◆ SET TASK
Below is a set of records; restate each one word for word.

◆ SOURCE MATERIAL

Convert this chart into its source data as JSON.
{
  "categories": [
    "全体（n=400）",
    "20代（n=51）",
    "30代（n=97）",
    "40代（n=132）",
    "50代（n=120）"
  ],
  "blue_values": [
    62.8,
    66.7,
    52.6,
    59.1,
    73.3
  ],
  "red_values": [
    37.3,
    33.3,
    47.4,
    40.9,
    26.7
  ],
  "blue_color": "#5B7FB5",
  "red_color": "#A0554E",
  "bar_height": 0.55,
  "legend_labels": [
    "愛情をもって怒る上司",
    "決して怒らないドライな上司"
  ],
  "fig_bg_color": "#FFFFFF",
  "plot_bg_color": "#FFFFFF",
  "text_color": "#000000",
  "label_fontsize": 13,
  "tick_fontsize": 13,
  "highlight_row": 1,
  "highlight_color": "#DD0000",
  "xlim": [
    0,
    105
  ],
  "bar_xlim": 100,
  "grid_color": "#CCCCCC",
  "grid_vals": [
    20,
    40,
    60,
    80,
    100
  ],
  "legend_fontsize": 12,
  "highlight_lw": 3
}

◆ EXERCISE RESULT
Convert this chart into its source data as JSON.
{
  "categories": [
    "全体（n=400）",
    "20代（n=51）",
    "30代（n=97）",
    "40代（n=132）",
    "50代（n=120）"
  ],
  "blue_values": [
    62.8,
    66.7,
    52.6,
    59.1,
    73.3
  ],
  "red_values": [
    37.3,
    33.3,
    47.4,
    40.9,
    26.7
  ],
  "blue_color": "#5B7FB5",
  "red_color": "#A0554E",
  "bar_height": 0.55,
  "legend_labels": [
    "愛情をもって怒る上司",
    "決して怒らないドライな上司"
  ],
  "fig_bg_color": "#FFFFFF",
  "plot_bg_color": "#FFFFFF",
  "text_color": "#000000",
  "label_fontsize": 13,
  "tick_fontsize": 13,
  "highlight_row": 1,
  "highlight_color": "#DD0000",
  "xlim": [
    0,
    105
  ],
  "bar_xlim": 100,
  "grid_color": "#CCCCCC",
  "grid_vals": [
    20,
    40,
    60,
    80,
    100
  ],
  "legend_fontsize": 12,
  "highlight_lw": 3
}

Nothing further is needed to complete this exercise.